• _MATERIAL_:
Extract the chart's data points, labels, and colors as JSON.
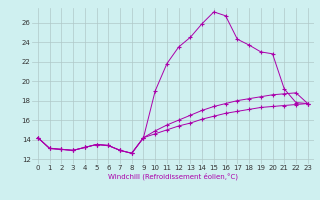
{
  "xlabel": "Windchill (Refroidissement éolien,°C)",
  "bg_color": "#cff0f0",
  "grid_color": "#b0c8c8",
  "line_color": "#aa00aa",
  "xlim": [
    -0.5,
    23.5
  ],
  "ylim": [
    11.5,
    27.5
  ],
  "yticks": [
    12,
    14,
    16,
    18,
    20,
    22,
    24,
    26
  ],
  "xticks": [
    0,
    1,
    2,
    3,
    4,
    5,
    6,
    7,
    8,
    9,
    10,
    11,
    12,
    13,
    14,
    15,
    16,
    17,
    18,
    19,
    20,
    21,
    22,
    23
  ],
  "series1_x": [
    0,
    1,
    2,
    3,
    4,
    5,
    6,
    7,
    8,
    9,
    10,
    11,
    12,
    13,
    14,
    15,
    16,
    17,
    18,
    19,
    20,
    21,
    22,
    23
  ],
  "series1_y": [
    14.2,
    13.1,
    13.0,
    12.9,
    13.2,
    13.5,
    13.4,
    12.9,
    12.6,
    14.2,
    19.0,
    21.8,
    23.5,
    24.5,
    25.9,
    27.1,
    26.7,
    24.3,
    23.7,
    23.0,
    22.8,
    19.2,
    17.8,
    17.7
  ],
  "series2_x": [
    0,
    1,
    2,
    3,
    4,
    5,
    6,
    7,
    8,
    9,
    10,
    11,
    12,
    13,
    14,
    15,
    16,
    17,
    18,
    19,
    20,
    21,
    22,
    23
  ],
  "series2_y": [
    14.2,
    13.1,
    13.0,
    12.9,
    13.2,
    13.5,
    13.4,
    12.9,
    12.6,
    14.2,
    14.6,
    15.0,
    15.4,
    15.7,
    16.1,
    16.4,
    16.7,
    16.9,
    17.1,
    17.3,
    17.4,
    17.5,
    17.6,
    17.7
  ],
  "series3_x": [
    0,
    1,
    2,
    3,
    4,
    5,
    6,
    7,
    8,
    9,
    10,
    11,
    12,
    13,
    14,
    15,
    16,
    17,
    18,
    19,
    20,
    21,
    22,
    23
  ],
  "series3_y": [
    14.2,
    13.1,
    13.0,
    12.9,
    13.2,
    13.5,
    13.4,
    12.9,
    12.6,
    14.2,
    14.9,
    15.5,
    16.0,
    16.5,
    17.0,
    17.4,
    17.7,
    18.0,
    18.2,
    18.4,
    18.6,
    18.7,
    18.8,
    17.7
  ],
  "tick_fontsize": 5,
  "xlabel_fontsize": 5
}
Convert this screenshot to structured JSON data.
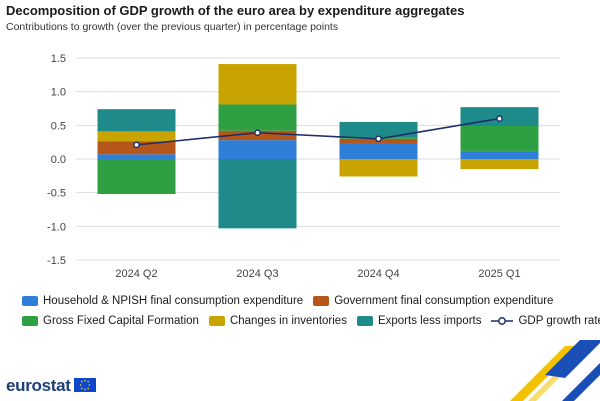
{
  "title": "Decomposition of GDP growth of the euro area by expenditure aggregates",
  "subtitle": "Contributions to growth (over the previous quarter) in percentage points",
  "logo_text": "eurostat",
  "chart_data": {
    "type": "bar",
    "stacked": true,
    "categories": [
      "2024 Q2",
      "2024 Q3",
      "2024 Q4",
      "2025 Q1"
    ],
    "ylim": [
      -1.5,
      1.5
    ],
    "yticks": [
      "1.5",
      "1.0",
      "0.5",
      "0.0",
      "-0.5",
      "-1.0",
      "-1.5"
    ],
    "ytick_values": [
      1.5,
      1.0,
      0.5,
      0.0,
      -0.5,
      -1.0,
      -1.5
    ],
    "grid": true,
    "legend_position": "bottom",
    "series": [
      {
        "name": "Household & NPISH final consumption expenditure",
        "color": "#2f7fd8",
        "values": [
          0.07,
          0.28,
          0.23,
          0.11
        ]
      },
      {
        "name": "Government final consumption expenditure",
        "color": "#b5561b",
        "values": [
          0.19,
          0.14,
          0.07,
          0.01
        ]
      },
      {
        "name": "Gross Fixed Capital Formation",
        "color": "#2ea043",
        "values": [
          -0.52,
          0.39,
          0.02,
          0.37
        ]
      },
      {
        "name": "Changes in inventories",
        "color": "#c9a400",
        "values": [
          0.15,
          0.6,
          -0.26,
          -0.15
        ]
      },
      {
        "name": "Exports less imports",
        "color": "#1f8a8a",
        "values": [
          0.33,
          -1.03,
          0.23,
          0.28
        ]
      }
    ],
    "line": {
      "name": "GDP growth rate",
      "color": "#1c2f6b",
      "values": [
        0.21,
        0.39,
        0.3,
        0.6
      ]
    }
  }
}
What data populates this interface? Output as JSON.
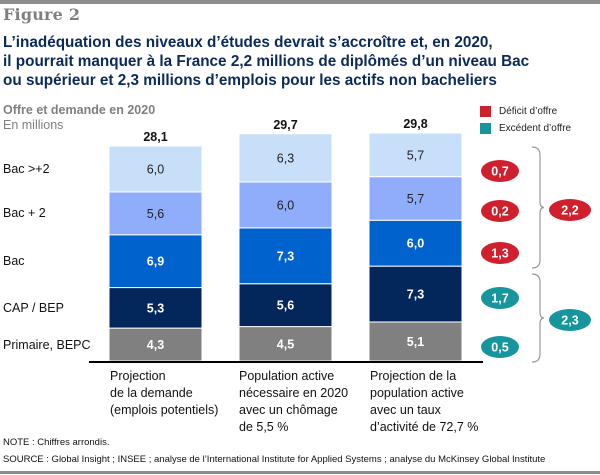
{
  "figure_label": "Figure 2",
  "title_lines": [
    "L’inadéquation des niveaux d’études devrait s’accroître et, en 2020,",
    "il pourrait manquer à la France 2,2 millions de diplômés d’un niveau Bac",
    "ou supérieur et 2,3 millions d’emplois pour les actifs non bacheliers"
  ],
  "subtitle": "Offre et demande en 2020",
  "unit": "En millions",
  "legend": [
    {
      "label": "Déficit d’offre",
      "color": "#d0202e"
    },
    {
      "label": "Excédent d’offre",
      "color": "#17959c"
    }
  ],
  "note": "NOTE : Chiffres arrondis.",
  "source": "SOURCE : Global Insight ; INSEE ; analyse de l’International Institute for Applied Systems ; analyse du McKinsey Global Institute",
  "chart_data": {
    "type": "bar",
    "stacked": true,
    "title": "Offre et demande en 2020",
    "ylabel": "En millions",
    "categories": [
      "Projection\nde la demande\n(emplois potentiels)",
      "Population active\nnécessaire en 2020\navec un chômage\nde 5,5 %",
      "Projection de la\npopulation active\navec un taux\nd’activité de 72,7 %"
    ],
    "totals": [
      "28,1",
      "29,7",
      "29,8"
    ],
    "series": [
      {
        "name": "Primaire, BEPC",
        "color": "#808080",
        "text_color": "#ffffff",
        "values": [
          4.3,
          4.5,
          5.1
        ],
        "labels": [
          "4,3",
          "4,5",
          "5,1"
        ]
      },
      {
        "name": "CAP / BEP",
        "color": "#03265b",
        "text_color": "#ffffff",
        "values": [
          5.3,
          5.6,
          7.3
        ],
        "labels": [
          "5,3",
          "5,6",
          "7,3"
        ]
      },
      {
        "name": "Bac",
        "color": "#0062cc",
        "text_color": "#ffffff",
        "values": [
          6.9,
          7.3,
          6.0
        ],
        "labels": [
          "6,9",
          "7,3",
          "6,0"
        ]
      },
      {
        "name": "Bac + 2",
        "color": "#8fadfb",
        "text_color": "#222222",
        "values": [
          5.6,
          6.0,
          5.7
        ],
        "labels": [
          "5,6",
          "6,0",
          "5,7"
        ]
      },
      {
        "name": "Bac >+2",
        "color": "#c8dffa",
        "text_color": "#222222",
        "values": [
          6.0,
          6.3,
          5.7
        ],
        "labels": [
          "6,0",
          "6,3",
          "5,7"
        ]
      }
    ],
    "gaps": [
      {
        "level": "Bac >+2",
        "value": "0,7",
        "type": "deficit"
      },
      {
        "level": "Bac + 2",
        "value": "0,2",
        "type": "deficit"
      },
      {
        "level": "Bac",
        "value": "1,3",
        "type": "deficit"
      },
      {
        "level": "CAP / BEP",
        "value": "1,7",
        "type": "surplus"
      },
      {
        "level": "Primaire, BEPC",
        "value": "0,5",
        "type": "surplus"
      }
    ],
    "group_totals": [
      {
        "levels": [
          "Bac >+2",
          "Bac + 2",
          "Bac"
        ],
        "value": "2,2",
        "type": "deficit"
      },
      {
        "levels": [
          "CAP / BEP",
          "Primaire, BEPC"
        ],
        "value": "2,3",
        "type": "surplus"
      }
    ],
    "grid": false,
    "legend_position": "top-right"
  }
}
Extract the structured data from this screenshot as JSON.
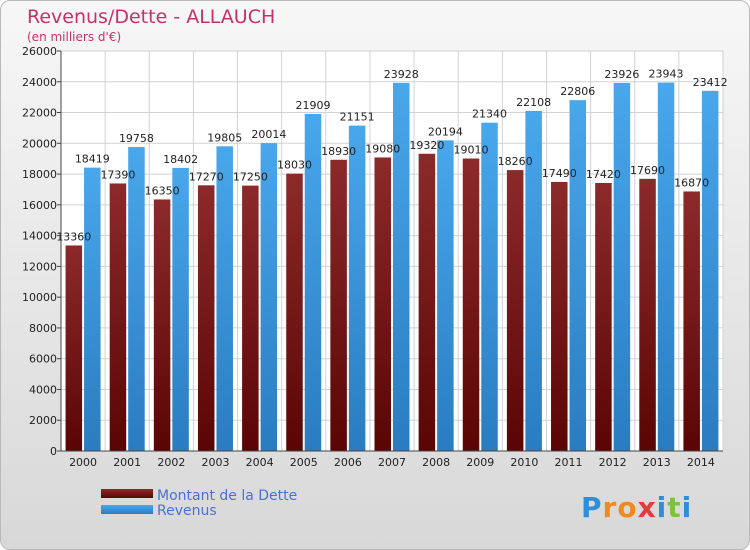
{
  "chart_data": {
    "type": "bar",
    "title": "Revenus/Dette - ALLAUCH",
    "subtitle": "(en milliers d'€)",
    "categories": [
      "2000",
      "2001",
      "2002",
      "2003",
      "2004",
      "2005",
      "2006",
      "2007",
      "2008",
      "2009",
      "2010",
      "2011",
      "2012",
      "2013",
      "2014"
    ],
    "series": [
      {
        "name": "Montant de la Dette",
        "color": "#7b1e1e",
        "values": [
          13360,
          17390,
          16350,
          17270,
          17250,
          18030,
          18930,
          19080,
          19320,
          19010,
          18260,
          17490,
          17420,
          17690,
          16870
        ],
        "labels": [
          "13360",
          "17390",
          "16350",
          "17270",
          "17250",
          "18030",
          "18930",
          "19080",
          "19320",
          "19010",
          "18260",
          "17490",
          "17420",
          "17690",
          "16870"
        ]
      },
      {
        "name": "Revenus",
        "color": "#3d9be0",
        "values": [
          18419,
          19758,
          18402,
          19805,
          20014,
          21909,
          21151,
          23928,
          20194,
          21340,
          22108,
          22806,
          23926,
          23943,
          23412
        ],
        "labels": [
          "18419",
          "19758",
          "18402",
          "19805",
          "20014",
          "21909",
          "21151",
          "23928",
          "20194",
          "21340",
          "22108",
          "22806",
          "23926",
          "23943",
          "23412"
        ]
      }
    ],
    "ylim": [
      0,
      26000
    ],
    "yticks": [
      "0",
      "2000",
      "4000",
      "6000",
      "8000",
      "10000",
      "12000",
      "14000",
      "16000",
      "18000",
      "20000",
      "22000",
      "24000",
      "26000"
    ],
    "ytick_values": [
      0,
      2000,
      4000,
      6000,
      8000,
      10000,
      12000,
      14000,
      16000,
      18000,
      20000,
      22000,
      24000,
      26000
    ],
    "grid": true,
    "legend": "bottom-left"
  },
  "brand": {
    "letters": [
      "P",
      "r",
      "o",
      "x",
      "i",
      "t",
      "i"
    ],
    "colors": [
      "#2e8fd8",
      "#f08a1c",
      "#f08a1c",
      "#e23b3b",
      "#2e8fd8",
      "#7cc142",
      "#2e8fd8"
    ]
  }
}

• _DESCRIPTION OF THE TASK_: Return each full line of the entries that contains the word "millions".

• _EXERCISE RESPONSE_:
    "il pourrait manquer à la France 2,2 millions de diplômés d’un niveau Bac",
    "ou supérieur et 2,3 millions d’emplois pour les actifs non bacheliers"
  "unit": "En millions",
    "ylabel": "En millions",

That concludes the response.